What you have to do: Reply with the count of lines holding "JSON", nothing more.
______________________________
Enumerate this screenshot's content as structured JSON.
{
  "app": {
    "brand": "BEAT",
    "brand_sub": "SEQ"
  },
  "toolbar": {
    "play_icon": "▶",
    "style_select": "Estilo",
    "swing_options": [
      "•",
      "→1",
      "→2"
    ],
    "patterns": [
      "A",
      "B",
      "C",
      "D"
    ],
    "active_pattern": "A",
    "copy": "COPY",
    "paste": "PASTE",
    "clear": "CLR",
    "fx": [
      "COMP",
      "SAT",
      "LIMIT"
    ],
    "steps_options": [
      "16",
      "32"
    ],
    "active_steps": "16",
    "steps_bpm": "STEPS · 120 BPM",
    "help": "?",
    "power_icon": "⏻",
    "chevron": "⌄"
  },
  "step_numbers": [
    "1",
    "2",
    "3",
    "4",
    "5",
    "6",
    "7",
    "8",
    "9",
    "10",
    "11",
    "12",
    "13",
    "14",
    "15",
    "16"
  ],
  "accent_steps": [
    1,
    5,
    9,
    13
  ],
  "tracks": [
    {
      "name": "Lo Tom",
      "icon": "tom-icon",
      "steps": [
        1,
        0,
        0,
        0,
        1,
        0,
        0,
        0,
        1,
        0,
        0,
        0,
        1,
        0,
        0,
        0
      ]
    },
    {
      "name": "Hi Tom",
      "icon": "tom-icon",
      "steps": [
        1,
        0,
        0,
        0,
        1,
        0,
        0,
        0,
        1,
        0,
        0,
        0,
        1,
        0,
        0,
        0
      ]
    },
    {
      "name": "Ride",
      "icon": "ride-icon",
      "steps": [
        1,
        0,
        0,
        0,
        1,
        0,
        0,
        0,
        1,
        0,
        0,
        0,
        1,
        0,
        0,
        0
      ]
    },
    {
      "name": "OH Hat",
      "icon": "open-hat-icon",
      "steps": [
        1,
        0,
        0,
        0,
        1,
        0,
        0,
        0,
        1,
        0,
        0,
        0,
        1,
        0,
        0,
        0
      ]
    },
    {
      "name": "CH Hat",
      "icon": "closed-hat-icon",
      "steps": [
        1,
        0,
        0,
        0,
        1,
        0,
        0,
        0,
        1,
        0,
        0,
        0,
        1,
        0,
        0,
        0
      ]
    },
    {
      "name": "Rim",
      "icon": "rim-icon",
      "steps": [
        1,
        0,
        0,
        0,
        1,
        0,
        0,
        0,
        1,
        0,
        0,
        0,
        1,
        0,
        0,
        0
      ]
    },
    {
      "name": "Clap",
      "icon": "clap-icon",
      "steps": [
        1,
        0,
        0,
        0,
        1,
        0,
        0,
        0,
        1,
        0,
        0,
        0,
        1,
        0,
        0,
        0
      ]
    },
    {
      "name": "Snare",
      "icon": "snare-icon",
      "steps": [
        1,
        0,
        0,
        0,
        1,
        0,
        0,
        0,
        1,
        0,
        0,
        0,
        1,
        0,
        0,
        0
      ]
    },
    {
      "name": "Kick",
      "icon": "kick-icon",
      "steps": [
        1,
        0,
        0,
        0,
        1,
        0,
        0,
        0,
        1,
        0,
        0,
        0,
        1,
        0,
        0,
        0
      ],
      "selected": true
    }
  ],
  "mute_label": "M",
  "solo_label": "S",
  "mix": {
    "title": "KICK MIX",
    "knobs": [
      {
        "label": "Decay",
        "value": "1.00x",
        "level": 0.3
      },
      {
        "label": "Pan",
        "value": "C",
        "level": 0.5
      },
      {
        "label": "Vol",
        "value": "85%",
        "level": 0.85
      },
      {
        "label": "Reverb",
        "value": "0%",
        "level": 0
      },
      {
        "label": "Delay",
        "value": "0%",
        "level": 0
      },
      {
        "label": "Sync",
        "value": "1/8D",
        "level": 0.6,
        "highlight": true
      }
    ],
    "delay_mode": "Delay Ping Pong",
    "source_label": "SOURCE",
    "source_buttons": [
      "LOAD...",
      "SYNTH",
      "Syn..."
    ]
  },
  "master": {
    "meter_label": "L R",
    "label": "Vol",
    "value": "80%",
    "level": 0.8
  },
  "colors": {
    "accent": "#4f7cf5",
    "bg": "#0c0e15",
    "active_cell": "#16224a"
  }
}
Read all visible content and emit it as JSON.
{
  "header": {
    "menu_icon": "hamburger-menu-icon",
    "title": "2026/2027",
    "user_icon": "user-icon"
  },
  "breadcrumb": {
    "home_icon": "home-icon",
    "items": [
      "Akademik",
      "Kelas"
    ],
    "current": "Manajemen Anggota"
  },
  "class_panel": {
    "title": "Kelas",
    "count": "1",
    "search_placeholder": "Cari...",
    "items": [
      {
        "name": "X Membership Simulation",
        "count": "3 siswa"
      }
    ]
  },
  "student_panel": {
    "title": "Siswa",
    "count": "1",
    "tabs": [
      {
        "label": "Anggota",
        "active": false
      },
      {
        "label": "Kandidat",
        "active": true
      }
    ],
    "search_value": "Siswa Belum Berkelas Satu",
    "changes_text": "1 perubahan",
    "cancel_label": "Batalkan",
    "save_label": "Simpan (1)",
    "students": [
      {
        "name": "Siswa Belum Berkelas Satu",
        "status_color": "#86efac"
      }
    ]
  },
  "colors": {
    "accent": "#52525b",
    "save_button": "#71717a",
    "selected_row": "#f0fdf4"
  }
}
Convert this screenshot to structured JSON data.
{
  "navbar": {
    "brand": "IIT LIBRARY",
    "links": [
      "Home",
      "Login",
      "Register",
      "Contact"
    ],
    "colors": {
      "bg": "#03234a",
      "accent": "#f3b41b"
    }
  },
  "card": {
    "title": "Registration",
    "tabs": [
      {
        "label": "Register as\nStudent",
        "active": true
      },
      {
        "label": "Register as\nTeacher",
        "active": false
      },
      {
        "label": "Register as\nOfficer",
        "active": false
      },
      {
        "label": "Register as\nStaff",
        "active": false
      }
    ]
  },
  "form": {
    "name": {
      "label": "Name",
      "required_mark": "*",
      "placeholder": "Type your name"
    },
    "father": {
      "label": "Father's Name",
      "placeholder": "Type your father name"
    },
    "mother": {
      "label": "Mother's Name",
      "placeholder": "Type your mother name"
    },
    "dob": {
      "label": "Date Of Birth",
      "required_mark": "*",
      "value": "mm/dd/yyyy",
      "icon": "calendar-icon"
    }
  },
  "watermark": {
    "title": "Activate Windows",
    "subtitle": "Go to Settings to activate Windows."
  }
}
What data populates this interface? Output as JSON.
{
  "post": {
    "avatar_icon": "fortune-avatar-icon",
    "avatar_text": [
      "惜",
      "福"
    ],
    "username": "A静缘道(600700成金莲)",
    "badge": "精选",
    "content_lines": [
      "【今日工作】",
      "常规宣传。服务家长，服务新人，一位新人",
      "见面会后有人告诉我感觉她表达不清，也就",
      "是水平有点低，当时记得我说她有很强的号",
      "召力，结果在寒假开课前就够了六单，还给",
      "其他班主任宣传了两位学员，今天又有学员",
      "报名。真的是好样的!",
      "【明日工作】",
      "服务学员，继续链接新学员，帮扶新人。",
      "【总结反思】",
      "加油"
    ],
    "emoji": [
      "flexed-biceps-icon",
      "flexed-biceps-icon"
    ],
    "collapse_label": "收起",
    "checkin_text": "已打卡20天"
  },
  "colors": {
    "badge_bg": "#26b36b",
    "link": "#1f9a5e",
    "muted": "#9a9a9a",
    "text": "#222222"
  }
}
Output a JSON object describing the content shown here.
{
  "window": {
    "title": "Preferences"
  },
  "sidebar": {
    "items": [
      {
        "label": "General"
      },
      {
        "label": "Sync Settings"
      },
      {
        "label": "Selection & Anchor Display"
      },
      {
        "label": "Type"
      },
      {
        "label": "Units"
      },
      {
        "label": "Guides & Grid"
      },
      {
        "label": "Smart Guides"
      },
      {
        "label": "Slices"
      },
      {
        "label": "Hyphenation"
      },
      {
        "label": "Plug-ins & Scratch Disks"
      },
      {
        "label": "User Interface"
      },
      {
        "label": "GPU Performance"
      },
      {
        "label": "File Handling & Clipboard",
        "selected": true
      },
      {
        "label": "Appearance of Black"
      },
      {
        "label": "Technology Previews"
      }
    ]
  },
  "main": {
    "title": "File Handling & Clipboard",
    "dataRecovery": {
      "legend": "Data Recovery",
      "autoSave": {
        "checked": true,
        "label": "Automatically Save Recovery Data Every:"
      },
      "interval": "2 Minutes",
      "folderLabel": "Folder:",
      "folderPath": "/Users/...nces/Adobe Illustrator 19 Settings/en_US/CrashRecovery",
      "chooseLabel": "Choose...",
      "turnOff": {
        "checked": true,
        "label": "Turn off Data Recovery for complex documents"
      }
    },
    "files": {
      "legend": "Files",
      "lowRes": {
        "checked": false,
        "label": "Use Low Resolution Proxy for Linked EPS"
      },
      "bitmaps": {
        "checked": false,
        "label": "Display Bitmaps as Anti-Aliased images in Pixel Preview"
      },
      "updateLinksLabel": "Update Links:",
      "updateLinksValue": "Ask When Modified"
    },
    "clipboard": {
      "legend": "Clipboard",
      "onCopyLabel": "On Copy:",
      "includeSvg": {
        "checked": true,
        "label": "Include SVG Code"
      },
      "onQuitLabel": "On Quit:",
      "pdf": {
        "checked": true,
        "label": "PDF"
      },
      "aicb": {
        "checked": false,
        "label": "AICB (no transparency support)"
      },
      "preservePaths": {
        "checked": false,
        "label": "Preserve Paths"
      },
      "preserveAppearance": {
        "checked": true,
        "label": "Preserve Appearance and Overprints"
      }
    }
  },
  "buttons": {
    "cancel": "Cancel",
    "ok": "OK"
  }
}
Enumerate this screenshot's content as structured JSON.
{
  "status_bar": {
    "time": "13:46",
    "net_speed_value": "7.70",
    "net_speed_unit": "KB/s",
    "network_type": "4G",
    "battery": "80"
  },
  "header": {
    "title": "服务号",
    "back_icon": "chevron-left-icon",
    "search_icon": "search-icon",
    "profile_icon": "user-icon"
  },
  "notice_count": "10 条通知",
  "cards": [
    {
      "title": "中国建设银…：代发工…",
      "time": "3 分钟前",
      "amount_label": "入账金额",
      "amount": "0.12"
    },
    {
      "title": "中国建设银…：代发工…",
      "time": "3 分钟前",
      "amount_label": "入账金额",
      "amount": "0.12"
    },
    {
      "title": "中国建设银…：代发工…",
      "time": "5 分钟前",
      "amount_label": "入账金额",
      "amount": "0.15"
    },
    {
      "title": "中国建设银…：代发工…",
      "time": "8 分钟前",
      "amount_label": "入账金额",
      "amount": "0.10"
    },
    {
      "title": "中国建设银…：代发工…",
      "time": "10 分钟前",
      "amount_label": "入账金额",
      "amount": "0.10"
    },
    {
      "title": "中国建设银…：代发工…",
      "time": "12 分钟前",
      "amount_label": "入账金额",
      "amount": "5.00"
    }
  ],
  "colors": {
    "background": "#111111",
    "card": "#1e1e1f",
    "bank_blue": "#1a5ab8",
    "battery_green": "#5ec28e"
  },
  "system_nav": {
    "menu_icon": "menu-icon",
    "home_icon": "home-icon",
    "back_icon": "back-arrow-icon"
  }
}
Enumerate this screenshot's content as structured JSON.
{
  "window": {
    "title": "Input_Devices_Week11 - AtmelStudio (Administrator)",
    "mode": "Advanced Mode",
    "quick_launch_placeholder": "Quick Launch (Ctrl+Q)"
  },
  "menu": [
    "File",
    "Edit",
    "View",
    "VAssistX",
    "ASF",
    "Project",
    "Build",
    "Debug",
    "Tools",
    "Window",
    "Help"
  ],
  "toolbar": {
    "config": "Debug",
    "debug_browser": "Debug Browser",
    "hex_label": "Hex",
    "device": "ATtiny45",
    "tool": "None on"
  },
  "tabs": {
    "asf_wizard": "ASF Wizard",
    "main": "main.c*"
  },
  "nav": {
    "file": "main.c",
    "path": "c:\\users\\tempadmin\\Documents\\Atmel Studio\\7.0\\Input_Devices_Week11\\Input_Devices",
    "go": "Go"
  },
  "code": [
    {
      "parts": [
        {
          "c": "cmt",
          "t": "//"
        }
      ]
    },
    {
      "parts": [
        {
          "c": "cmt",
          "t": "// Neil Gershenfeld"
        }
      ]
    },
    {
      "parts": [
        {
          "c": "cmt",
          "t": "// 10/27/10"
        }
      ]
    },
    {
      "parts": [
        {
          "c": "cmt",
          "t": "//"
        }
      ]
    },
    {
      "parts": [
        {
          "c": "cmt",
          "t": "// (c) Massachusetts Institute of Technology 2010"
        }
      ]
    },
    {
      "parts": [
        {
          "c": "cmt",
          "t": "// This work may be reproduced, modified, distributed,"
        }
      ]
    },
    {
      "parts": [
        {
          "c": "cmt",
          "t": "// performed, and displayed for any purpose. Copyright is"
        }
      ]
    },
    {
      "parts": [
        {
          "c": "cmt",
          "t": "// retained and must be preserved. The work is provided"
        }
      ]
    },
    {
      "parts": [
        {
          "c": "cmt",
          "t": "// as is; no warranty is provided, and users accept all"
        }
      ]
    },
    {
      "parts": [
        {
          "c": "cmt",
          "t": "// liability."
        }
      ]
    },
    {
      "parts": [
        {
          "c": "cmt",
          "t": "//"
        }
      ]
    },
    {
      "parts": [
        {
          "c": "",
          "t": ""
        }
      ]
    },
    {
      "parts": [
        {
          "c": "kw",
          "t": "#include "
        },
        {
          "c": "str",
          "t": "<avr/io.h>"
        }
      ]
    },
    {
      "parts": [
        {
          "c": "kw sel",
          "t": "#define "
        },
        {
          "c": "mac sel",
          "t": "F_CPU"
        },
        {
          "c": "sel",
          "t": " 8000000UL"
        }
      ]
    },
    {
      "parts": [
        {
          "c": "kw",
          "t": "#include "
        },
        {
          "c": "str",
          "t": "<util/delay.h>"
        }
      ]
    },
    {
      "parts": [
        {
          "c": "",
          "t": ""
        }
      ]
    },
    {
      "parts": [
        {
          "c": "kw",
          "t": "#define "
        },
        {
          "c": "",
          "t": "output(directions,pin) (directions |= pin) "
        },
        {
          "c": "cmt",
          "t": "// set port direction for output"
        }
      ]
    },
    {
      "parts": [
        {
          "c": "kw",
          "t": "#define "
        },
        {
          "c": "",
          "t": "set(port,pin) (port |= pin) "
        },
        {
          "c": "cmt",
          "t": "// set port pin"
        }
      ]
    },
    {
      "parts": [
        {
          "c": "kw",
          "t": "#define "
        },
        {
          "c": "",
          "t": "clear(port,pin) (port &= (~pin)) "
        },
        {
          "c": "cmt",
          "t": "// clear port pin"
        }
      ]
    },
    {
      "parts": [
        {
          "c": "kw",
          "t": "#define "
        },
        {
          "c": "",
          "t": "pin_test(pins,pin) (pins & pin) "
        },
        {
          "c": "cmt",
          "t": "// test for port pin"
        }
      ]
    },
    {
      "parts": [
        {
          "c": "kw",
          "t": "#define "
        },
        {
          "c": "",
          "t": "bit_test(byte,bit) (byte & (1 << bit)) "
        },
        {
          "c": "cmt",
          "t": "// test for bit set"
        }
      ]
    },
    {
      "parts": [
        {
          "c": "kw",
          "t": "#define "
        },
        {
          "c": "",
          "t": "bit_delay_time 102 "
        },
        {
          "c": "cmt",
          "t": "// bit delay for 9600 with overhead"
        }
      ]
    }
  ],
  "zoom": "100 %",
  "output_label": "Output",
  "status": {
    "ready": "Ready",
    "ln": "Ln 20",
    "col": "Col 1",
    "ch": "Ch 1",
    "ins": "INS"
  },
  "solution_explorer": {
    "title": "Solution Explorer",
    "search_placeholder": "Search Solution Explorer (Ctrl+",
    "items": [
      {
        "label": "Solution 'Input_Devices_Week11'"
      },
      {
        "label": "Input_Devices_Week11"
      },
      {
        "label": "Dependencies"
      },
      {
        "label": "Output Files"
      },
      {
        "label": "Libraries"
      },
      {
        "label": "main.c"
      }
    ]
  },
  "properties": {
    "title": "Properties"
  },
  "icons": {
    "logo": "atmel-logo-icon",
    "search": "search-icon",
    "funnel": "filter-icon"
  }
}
______________________________
Finished exercise: 7